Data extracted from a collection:
———
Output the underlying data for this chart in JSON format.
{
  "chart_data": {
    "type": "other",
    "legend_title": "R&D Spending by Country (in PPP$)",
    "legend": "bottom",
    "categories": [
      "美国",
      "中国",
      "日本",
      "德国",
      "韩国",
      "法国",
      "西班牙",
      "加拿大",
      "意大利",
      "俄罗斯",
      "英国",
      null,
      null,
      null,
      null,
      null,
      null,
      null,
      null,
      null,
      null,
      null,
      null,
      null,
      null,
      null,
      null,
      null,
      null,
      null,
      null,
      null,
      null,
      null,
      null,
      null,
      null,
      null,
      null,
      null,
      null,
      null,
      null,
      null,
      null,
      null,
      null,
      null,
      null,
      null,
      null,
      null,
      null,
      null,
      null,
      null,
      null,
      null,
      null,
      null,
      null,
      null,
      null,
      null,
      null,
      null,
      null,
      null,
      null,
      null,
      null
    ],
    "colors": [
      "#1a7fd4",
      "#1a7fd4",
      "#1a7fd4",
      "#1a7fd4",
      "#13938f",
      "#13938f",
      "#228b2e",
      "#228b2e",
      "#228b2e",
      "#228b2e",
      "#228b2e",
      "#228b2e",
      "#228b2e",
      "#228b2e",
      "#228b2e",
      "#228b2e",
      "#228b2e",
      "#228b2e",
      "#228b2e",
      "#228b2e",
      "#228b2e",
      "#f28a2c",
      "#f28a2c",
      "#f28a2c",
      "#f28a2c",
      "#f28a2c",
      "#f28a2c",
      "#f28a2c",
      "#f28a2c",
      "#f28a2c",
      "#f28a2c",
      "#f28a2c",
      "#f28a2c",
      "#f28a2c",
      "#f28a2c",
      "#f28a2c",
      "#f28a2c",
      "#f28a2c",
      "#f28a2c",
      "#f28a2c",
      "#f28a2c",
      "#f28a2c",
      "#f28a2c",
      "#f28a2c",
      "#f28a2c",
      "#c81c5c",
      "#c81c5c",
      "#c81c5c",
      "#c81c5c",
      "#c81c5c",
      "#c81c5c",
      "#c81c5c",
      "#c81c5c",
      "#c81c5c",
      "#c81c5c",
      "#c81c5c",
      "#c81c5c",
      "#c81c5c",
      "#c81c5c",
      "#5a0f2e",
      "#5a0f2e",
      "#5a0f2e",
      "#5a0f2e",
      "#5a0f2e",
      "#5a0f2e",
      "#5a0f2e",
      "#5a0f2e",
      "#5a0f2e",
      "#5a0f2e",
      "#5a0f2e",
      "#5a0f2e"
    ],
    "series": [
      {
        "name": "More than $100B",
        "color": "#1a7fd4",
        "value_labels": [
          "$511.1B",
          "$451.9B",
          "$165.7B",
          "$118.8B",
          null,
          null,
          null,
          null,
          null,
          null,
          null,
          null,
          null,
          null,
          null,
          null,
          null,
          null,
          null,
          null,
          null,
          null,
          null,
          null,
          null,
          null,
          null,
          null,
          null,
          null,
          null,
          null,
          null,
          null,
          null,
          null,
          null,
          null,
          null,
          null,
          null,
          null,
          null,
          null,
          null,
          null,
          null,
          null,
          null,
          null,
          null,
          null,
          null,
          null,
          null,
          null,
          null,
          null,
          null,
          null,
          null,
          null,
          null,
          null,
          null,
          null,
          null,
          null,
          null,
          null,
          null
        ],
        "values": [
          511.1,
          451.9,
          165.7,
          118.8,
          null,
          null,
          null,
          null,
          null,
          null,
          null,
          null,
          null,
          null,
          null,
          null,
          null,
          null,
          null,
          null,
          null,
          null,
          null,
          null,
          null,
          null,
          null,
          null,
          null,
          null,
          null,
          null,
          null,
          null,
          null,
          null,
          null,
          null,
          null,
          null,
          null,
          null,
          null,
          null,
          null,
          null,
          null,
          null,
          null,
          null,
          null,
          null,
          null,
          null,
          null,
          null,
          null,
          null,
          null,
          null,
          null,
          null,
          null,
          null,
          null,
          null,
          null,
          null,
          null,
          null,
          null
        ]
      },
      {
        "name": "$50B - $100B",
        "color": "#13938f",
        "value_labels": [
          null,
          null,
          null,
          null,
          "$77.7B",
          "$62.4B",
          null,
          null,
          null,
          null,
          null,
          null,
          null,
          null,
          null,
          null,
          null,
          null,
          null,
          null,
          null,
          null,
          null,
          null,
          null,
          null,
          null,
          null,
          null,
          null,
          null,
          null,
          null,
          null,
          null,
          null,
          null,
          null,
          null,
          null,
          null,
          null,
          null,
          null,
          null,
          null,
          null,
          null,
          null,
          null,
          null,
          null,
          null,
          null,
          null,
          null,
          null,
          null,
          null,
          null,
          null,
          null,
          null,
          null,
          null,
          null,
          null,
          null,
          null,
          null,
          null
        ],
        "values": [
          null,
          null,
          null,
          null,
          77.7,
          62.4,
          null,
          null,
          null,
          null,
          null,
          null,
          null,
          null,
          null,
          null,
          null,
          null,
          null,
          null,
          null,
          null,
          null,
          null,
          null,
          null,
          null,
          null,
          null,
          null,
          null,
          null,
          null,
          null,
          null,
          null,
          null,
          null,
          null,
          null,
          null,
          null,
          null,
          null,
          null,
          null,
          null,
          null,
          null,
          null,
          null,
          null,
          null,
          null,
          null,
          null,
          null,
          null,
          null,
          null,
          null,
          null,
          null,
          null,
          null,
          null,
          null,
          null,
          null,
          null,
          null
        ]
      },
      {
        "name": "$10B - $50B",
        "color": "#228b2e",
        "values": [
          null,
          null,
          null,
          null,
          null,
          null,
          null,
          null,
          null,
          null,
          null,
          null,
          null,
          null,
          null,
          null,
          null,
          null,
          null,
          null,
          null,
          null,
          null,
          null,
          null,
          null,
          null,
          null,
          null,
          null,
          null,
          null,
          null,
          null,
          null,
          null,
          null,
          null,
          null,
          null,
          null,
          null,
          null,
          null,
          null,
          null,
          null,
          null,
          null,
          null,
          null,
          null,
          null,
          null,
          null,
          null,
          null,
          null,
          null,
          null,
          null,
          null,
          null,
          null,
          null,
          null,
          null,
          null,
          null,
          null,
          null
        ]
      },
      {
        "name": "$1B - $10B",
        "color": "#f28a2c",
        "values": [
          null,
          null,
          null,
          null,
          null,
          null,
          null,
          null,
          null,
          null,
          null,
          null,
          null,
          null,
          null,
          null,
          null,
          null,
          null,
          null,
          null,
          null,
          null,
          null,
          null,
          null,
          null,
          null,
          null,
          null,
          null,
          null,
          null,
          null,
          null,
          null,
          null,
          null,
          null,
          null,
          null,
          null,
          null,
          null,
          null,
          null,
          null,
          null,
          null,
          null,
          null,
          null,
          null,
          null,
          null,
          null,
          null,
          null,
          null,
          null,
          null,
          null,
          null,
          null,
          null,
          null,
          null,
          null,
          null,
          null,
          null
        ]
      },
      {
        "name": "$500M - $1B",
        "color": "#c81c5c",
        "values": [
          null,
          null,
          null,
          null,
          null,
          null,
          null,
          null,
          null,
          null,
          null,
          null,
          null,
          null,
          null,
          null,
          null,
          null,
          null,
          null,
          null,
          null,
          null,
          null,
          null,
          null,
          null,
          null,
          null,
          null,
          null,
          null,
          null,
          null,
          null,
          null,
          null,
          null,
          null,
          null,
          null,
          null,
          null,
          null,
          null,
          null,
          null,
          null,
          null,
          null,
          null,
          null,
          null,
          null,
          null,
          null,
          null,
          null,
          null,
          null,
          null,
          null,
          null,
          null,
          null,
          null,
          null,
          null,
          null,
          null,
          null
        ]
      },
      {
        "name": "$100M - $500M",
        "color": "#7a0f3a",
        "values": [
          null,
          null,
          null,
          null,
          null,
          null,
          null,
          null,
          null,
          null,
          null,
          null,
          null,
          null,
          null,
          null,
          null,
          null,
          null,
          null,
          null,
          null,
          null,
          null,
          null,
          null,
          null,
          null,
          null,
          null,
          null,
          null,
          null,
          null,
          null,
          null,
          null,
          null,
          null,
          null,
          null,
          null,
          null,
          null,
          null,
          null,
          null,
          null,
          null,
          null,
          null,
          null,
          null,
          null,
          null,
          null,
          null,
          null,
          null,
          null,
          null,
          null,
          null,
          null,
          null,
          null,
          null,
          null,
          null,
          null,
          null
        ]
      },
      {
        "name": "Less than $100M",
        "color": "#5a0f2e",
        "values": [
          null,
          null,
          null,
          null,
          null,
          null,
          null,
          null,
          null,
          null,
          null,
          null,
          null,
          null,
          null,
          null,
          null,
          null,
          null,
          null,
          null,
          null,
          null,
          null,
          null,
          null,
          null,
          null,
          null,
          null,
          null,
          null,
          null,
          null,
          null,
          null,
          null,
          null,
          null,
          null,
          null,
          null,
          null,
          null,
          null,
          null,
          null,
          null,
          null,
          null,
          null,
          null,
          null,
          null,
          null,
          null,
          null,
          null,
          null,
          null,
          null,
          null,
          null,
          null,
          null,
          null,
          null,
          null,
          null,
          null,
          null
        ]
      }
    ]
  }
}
———
## What is required
In the records above, find each line holding "than" and copy it.

## Full response
        "name": "More than $100B",
        "name": "Less than $100M",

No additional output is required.